**Input records**
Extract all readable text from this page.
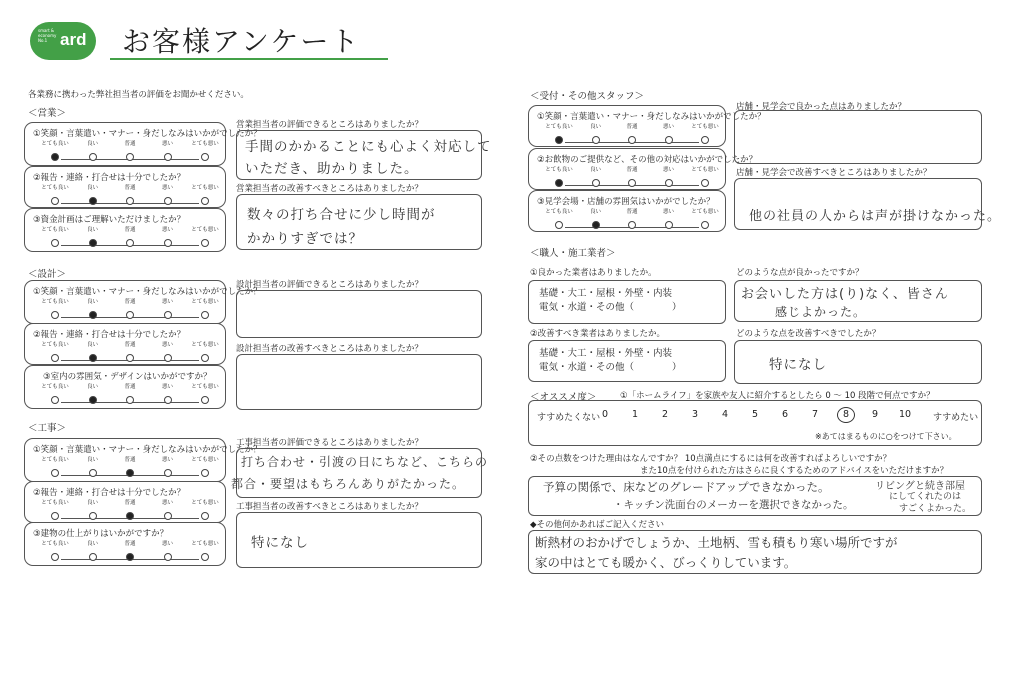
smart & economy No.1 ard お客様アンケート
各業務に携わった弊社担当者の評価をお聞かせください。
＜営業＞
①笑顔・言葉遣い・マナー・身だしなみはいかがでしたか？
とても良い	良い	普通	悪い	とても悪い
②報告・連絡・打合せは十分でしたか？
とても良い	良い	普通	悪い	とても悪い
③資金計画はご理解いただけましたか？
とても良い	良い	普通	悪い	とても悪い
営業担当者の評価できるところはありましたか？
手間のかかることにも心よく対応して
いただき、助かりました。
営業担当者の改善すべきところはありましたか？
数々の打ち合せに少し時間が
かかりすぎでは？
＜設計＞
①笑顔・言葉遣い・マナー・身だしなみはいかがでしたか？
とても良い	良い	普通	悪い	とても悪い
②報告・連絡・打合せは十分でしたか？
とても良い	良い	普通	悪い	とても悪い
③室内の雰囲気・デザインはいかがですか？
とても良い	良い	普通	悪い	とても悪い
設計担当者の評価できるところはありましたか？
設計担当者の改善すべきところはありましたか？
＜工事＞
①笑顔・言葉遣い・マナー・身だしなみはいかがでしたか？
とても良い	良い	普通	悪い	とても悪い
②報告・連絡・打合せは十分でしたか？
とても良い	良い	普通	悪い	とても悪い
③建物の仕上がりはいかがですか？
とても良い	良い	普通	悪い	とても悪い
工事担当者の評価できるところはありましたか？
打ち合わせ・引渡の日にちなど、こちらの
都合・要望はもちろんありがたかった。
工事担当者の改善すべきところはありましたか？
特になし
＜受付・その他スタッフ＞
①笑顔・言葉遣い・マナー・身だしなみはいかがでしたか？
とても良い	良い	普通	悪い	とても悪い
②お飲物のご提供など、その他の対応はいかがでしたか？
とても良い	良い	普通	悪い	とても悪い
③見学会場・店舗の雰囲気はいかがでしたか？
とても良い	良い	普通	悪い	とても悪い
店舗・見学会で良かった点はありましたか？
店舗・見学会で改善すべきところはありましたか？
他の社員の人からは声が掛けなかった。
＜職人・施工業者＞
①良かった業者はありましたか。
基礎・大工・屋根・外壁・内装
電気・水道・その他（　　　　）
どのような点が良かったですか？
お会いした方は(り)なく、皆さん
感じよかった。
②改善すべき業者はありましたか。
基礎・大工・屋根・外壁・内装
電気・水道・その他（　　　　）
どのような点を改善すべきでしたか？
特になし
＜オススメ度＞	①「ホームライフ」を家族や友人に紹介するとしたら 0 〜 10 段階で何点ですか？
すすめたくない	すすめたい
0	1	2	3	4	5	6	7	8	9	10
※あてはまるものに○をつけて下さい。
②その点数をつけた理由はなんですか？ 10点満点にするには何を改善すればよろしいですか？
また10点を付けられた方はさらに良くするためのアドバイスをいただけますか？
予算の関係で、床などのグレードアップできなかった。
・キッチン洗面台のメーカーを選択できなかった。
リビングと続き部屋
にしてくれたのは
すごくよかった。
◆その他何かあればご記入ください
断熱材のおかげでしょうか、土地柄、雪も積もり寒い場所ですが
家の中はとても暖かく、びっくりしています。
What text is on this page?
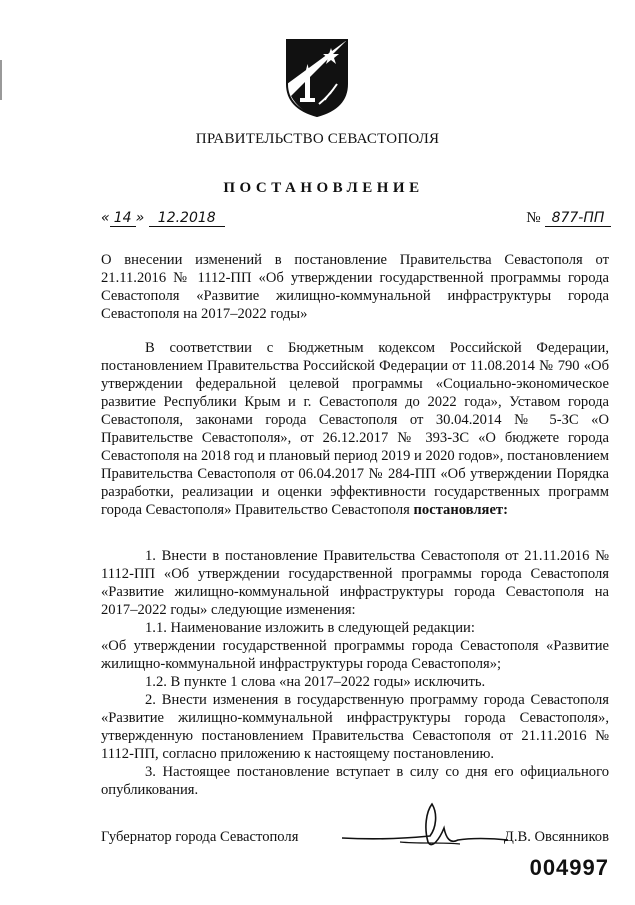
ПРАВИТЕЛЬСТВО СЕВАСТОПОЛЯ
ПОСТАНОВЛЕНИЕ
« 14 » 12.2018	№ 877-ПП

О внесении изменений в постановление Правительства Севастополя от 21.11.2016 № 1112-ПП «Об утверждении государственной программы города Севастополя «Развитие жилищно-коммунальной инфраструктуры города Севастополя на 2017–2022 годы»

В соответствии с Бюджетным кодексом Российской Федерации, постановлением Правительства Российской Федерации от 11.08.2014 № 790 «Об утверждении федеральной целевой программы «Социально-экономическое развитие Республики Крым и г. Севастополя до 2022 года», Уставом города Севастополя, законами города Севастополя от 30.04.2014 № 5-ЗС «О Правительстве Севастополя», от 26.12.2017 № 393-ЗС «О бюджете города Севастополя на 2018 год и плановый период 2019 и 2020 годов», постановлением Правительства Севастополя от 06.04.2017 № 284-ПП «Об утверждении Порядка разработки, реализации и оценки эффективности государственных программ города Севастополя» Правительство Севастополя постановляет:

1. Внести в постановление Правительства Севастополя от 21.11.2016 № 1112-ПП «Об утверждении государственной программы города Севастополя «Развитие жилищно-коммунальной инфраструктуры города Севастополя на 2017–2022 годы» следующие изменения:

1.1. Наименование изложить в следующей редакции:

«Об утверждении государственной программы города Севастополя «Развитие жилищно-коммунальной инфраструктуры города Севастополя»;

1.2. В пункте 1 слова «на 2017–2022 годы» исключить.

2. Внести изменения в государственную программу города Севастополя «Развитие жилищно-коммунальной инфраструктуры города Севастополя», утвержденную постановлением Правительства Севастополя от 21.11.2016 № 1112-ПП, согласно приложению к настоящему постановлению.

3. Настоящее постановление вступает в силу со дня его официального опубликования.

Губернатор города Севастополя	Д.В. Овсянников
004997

**Exercise**
What is the number of lines above that contain "text"? Answer with that number only.

**Task answer**
2